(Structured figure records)
------------------------------
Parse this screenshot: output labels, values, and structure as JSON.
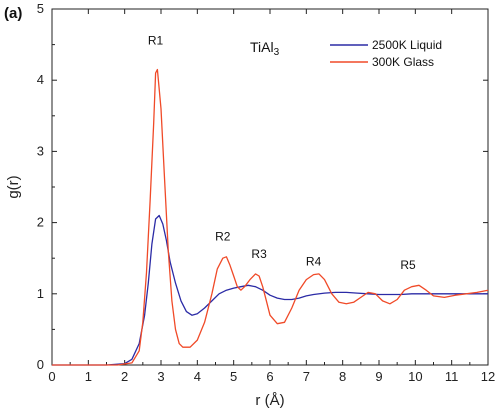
{
  "chart_data": {
    "type": "line",
    "panel_label": "(a)",
    "title": "",
    "compound_label": {
      "main": "TiAl",
      "sub": "3"
    },
    "xlabel": "r (Å)",
    "ylabel": "g(r)",
    "xlim": [
      0,
      12
    ],
    "ylim": [
      0,
      5
    ],
    "x_ticks": [
      0,
      1,
      2,
      3,
      4,
      5,
      6,
      7,
      8,
      9,
      10,
      11,
      12
    ],
    "y_ticks": [
      0,
      1,
      2,
      3,
      4,
      5
    ],
    "grid": false,
    "legend_position": "top-right",
    "series": [
      {
        "name": "2500K Liquid",
        "color": "#2b2ba6",
        "x": [
          0,
          1.5,
          2.0,
          2.2,
          2.4,
          2.55,
          2.65,
          2.75,
          2.85,
          2.95,
          3.05,
          3.15,
          3.25,
          3.4,
          3.55,
          3.7,
          3.85,
          4.0,
          4.2,
          4.4,
          4.6,
          4.8,
          5.0,
          5.2,
          5.4,
          5.6,
          5.8,
          6.0,
          6.2,
          6.4,
          6.6,
          6.8,
          7.0,
          7.2,
          7.5,
          7.8,
          8.1,
          8.4,
          8.7,
          9.0,
          9.3,
          9.6,
          9.9,
          10.2,
          10.5,
          10.8,
          11.1,
          11.4,
          11.7,
          12.0
        ],
        "y": [
          0,
          0,
          0.02,
          0.08,
          0.3,
          0.7,
          1.15,
          1.7,
          2.05,
          2.1,
          1.98,
          1.75,
          1.45,
          1.15,
          0.9,
          0.75,
          0.7,
          0.72,
          0.8,
          0.9,
          1.0,
          1.05,
          1.08,
          1.1,
          1.12,
          1.1,
          1.05,
          0.98,
          0.94,
          0.92,
          0.92,
          0.94,
          0.97,
          0.99,
          1.01,
          1.02,
          1.02,
          1.01,
          1.0,
          0.99,
          0.99,
          0.99,
          1.0,
          1.0,
          1.0,
          1.0,
          1.0,
          1.0,
          1.0,
          1.0
        ]
      },
      {
        "name": "300K Glass",
        "color": "#f04a28",
        "x": [
          0,
          1.8,
          2.2,
          2.4,
          2.5,
          2.6,
          2.7,
          2.8,
          2.85,
          2.9,
          3.0,
          3.1,
          3.2,
          3.3,
          3.4,
          3.5,
          3.6,
          3.8,
          4.0,
          4.2,
          4.4,
          4.55,
          4.7,
          4.8,
          4.9,
          5.0,
          5.1,
          5.2,
          5.3,
          5.45,
          5.6,
          5.7,
          5.8,
          5.9,
          6.0,
          6.2,
          6.4,
          6.6,
          6.8,
          7.0,
          7.2,
          7.35,
          7.5,
          7.7,
          7.9,
          8.1,
          8.3,
          8.5,
          8.7,
          8.9,
          9.1,
          9.3,
          9.5,
          9.7,
          9.9,
          10.1,
          10.3,
          10.5,
          10.8,
          11.1,
          11.4,
          11.7,
          12.0
        ],
        "y": [
          0,
          0,
          0.03,
          0.2,
          0.6,
          1.3,
          2.3,
          3.4,
          4.1,
          4.15,
          3.6,
          2.6,
          1.6,
          0.9,
          0.5,
          0.3,
          0.25,
          0.25,
          0.35,
          0.6,
          1.0,
          1.35,
          1.5,
          1.52,
          1.4,
          1.25,
          1.1,
          1.05,
          1.1,
          1.2,
          1.28,
          1.25,
          1.1,
          0.9,
          0.7,
          0.58,
          0.6,
          0.8,
          1.05,
          1.2,
          1.27,
          1.28,
          1.2,
          1.0,
          0.88,
          0.86,
          0.88,
          0.95,
          1.02,
          1.0,
          0.9,
          0.86,
          0.92,
          1.05,
          1.1,
          1.12,
          1.05,
          0.97,
          0.95,
          0.98,
          1.0,
          1.02,
          1.05
        ]
      }
    ],
    "annotations": [
      {
        "text": "R1",
        "x": 2.85,
        "y": 4.5
      },
      {
        "text": "R2",
        "x": 4.7,
        "y": 1.75
      },
      {
        "text": "R3",
        "x": 5.7,
        "y": 1.5
      },
      {
        "text": "R4",
        "x": 7.2,
        "y": 1.4
      },
      {
        "text": "R5",
        "x": 9.8,
        "y": 1.35
      }
    ]
  }
}
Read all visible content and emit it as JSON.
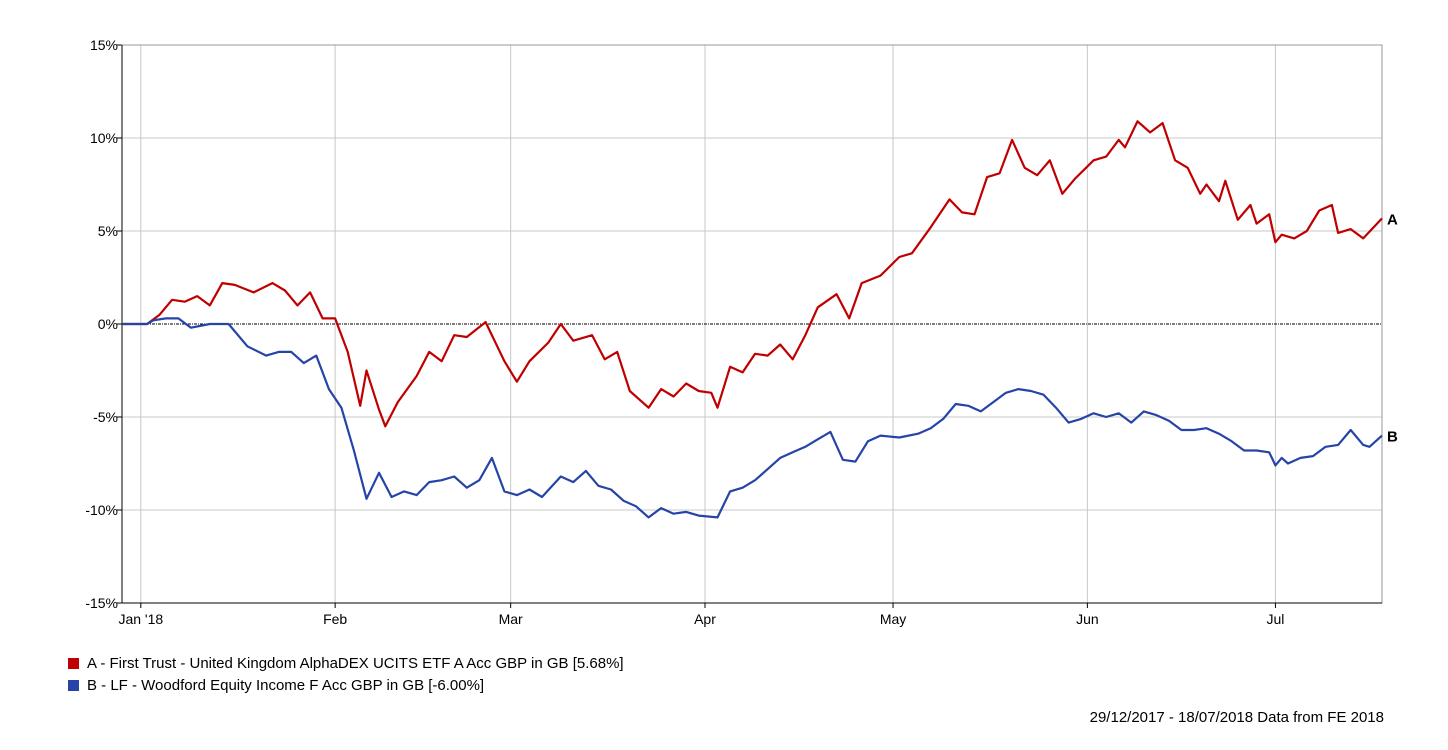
{
  "chart_data": {
    "type": "line",
    "x_range": [
      "2017-12-29",
      "2018-07-18"
    ],
    "ylim": [
      -15,
      15
    ],
    "y_ticks": [
      {
        "value": 15,
        "label": "15%"
      },
      {
        "value": 10,
        "label": "10%"
      },
      {
        "value": 5,
        "label": "5%"
      },
      {
        "value": 0,
        "label": "0%"
      },
      {
        "value": -5,
        "label": "-5%"
      },
      {
        "value": -10,
        "label": "-10%"
      },
      {
        "value": -15,
        "label": "-15%"
      }
    ],
    "x_ticks": [
      {
        "date": "2018-01-01",
        "label": "Jan '18"
      },
      {
        "date": "2018-02-01",
        "label": "Feb"
      },
      {
        "date": "2018-03-01",
        "label": "Mar"
      },
      {
        "date": "2018-04-01",
        "label": "Apr"
      },
      {
        "date": "2018-05-01",
        "label": "May"
      },
      {
        "date": "2018-06-01",
        "label": "Jun"
      },
      {
        "date": "2018-07-01",
        "label": "Jul"
      }
    ],
    "grid": true,
    "zero_line": true,
    "series": [
      {
        "key": "A",
        "name": "A - First Trust - United Kingdom AlphaDEX UCITS ETF A Acc GBP in GB [5.68%]",
        "end_label": "A",
        "color": "#c00000",
        "points": [
          [
            "2017-12-29",
            0.0
          ],
          [
            "2018-01-02",
            0.0
          ],
          [
            "2018-01-04",
            0.5
          ],
          [
            "2018-01-06",
            1.3
          ],
          [
            "2018-01-08",
            1.2
          ],
          [
            "2018-01-10",
            1.5
          ],
          [
            "2018-01-12",
            1.0
          ],
          [
            "2018-01-14",
            2.2
          ],
          [
            "2018-01-16",
            2.1
          ],
          [
            "2018-01-19",
            1.7
          ],
          [
            "2018-01-22",
            2.2
          ],
          [
            "2018-01-24",
            1.8
          ],
          [
            "2018-01-26",
            1.0
          ],
          [
            "2018-01-28",
            1.7
          ],
          [
            "2018-01-30",
            0.3
          ],
          [
            "2018-02-01",
            0.3
          ],
          [
            "2018-02-03",
            -1.5
          ],
          [
            "2018-02-05",
            -4.4
          ],
          [
            "2018-02-06",
            -2.5
          ],
          [
            "2018-02-08",
            -4.6
          ],
          [
            "2018-02-09",
            -5.5
          ],
          [
            "2018-02-11",
            -4.2
          ],
          [
            "2018-02-14",
            -2.8
          ],
          [
            "2018-02-16",
            -1.5
          ],
          [
            "2018-02-18",
            -2.0
          ],
          [
            "2018-02-20",
            -0.6
          ],
          [
            "2018-02-22",
            -0.7
          ],
          [
            "2018-02-25",
            0.1
          ],
          [
            "2018-02-28",
            -2.0
          ],
          [
            "2018-03-02",
            -3.1
          ],
          [
            "2018-03-04",
            -2.0
          ],
          [
            "2018-03-07",
            -1.0
          ],
          [
            "2018-03-09",
            0.0
          ],
          [
            "2018-03-11",
            -0.9
          ],
          [
            "2018-03-14",
            -0.6
          ],
          [
            "2018-03-16",
            -1.9
          ],
          [
            "2018-03-18",
            -1.5
          ],
          [
            "2018-03-20",
            -3.6
          ],
          [
            "2018-03-23",
            -4.5
          ],
          [
            "2018-03-25",
            -3.5
          ],
          [
            "2018-03-27",
            -3.9
          ],
          [
            "2018-03-29",
            -3.2
          ],
          [
            "2018-03-31",
            -3.6
          ],
          [
            "2018-04-02",
            -3.7
          ],
          [
            "2018-04-03",
            -4.5
          ],
          [
            "2018-04-05",
            -2.3
          ],
          [
            "2018-04-07",
            -2.6
          ],
          [
            "2018-04-09",
            -1.6
          ],
          [
            "2018-04-11",
            -1.7
          ],
          [
            "2018-04-13",
            -1.1
          ],
          [
            "2018-04-15",
            -1.9
          ],
          [
            "2018-04-17",
            -0.6
          ],
          [
            "2018-04-19",
            0.9
          ],
          [
            "2018-04-22",
            1.6
          ],
          [
            "2018-04-24",
            0.3
          ],
          [
            "2018-04-26",
            2.2
          ],
          [
            "2018-04-29",
            2.6
          ],
          [
            "2018-05-02",
            3.6
          ],
          [
            "2018-05-04",
            3.8
          ],
          [
            "2018-05-07",
            5.2
          ],
          [
            "2018-05-10",
            6.7
          ],
          [
            "2018-05-12",
            6.0
          ],
          [
            "2018-05-14",
            5.9
          ],
          [
            "2018-05-16",
            7.9
          ],
          [
            "2018-05-18",
            8.1
          ],
          [
            "2018-05-20",
            9.9
          ],
          [
            "2018-05-22",
            8.4
          ],
          [
            "2018-05-24",
            8.0
          ],
          [
            "2018-05-26",
            8.8
          ],
          [
            "2018-05-28",
            7.0
          ],
          [
            "2018-05-30",
            7.8
          ],
          [
            "2018-06-02",
            8.8
          ],
          [
            "2018-06-04",
            9.0
          ],
          [
            "2018-06-06",
            9.9
          ],
          [
            "2018-06-07",
            9.5
          ],
          [
            "2018-06-09",
            10.9
          ],
          [
            "2018-06-11",
            10.3
          ],
          [
            "2018-06-13",
            10.8
          ],
          [
            "2018-06-15",
            8.8
          ],
          [
            "2018-06-17",
            8.4
          ],
          [
            "2018-06-19",
            7.0
          ],
          [
            "2018-06-20",
            7.5
          ],
          [
            "2018-06-22",
            6.6
          ],
          [
            "2018-06-23",
            7.7
          ],
          [
            "2018-06-25",
            5.6
          ],
          [
            "2018-06-27",
            6.4
          ],
          [
            "2018-06-28",
            5.4
          ],
          [
            "2018-06-30",
            5.9
          ],
          [
            "2018-07-01",
            4.4
          ],
          [
            "2018-07-02",
            4.8
          ],
          [
            "2018-07-04",
            4.6
          ],
          [
            "2018-07-06",
            5.0
          ],
          [
            "2018-07-08",
            6.1
          ],
          [
            "2018-07-10",
            6.4
          ],
          [
            "2018-07-11",
            4.9
          ],
          [
            "2018-07-13",
            5.1
          ],
          [
            "2018-07-15",
            4.6
          ],
          [
            "2018-07-18",
            5.68
          ]
        ]
      },
      {
        "key": "B",
        "name": "B - LF - Woodford Equity Income F Acc GBP in GB [-6.00%]",
        "end_label": "B",
        "color": "#2644a8",
        "points": [
          [
            "2017-12-29",
            0.0
          ],
          [
            "2018-01-02",
            0.0
          ],
          [
            "2018-01-03",
            0.2
          ],
          [
            "2018-01-05",
            0.3
          ],
          [
            "2018-01-07",
            0.3
          ],
          [
            "2018-01-09",
            -0.2
          ],
          [
            "2018-01-12",
            0.0
          ],
          [
            "2018-01-15",
            0.0
          ],
          [
            "2018-01-18",
            -1.2
          ],
          [
            "2018-01-21",
            -1.7
          ],
          [
            "2018-01-23",
            -1.5
          ],
          [
            "2018-01-25",
            -1.5
          ],
          [
            "2018-01-27",
            -2.1
          ],
          [
            "2018-01-29",
            -1.7
          ],
          [
            "2018-01-31",
            -3.5
          ],
          [
            "2018-02-02",
            -4.5
          ],
          [
            "2018-02-04",
            -6.8
          ],
          [
            "2018-02-06",
            -9.4
          ],
          [
            "2018-02-08",
            -8.0
          ],
          [
            "2018-02-10",
            -9.3
          ],
          [
            "2018-02-12",
            -9.0
          ],
          [
            "2018-02-14",
            -9.2
          ],
          [
            "2018-02-16",
            -8.5
          ],
          [
            "2018-02-18",
            -8.4
          ],
          [
            "2018-02-20",
            -8.2
          ],
          [
            "2018-02-22",
            -8.8
          ],
          [
            "2018-02-24",
            -8.4
          ],
          [
            "2018-02-26",
            -7.2
          ],
          [
            "2018-02-28",
            -9.0
          ],
          [
            "2018-03-02",
            -9.2
          ],
          [
            "2018-03-04",
            -8.9
          ],
          [
            "2018-03-06",
            -9.3
          ],
          [
            "2018-03-09",
            -8.2
          ],
          [
            "2018-03-11",
            -8.5
          ],
          [
            "2018-03-13",
            -7.9
          ],
          [
            "2018-03-15",
            -8.7
          ],
          [
            "2018-03-17",
            -8.9
          ],
          [
            "2018-03-19",
            -9.5
          ],
          [
            "2018-03-21",
            -9.8
          ],
          [
            "2018-03-23",
            -10.4
          ],
          [
            "2018-03-25",
            -9.9
          ],
          [
            "2018-03-27",
            -10.2
          ],
          [
            "2018-03-29",
            -10.1
          ],
          [
            "2018-03-31",
            -10.3
          ],
          [
            "2018-04-03",
            -10.4
          ],
          [
            "2018-04-05",
            -9.0
          ],
          [
            "2018-04-07",
            -8.8
          ],
          [
            "2018-04-09",
            -8.4
          ],
          [
            "2018-04-11",
            -7.8
          ],
          [
            "2018-04-13",
            -7.2
          ],
          [
            "2018-04-15",
            -6.9
          ],
          [
            "2018-04-17",
            -6.6
          ],
          [
            "2018-04-19",
            -6.2
          ],
          [
            "2018-04-21",
            -5.8
          ],
          [
            "2018-04-23",
            -7.3
          ],
          [
            "2018-04-25",
            -7.4
          ],
          [
            "2018-04-27",
            -6.3
          ],
          [
            "2018-04-29",
            -6.0
          ],
          [
            "2018-05-02",
            -6.1
          ],
          [
            "2018-05-05",
            -5.9
          ],
          [
            "2018-05-07",
            -5.6
          ],
          [
            "2018-05-09",
            -5.1
          ],
          [
            "2018-05-11",
            -4.3
          ],
          [
            "2018-05-13",
            -4.4
          ],
          [
            "2018-05-15",
            -4.7
          ],
          [
            "2018-05-17",
            -4.2
          ],
          [
            "2018-05-19",
            -3.7
          ],
          [
            "2018-05-21",
            -3.5
          ],
          [
            "2018-05-23",
            -3.6
          ],
          [
            "2018-05-25",
            -3.8
          ],
          [
            "2018-05-27",
            -4.5
          ],
          [
            "2018-05-29",
            -5.3
          ],
          [
            "2018-05-31",
            -5.1
          ],
          [
            "2018-06-02",
            -4.8
          ],
          [
            "2018-06-04",
            -5.0
          ],
          [
            "2018-06-06",
            -4.8
          ],
          [
            "2018-06-08",
            -5.3
          ],
          [
            "2018-06-10",
            -4.7
          ],
          [
            "2018-06-12",
            -4.9
          ],
          [
            "2018-06-14",
            -5.2
          ],
          [
            "2018-06-16",
            -5.7
          ],
          [
            "2018-06-18",
            -5.7
          ],
          [
            "2018-06-20",
            -5.6
          ],
          [
            "2018-06-22",
            -5.9
          ],
          [
            "2018-06-24",
            -6.3
          ],
          [
            "2018-06-26",
            -6.8
          ],
          [
            "2018-06-28",
            -6.8
          ],
          [
            "2018-06-30",
            -6.9
          ],
          [
            "2018-07-01",
            -7.6
          ],
          [
            "2018-07-02",
            -7.2
          ],
          [
            "2018-07-03",
            -7.5
          ],
          [
            "2018-07-05",
            -7.2
          ],
          [
            "2018-07-07",
            -7.1
          ],
          [
            "2018-07-09",
            -6.6
          ],
          [
            "2018-07-11",
            -6.5
          ],
          [
            "2018-07-13",
            -5.7
          ],
          [
            "2018-07-15",
            -6.5
          ],
          [
            "2018-07-16",
            -6.6
          ],
          [
            "2018-07-18",
            -6.0
          ]
        ]
      }
    ]
  },
  "footer": {
    "text": "29/12/2017 - 18/07/2018 Data from FE 2018"
  }
}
------------------------------
__SET PROBLEM__
In how many lines does the word "text" appear? Respond with the number alone.

__SOLUTION__
6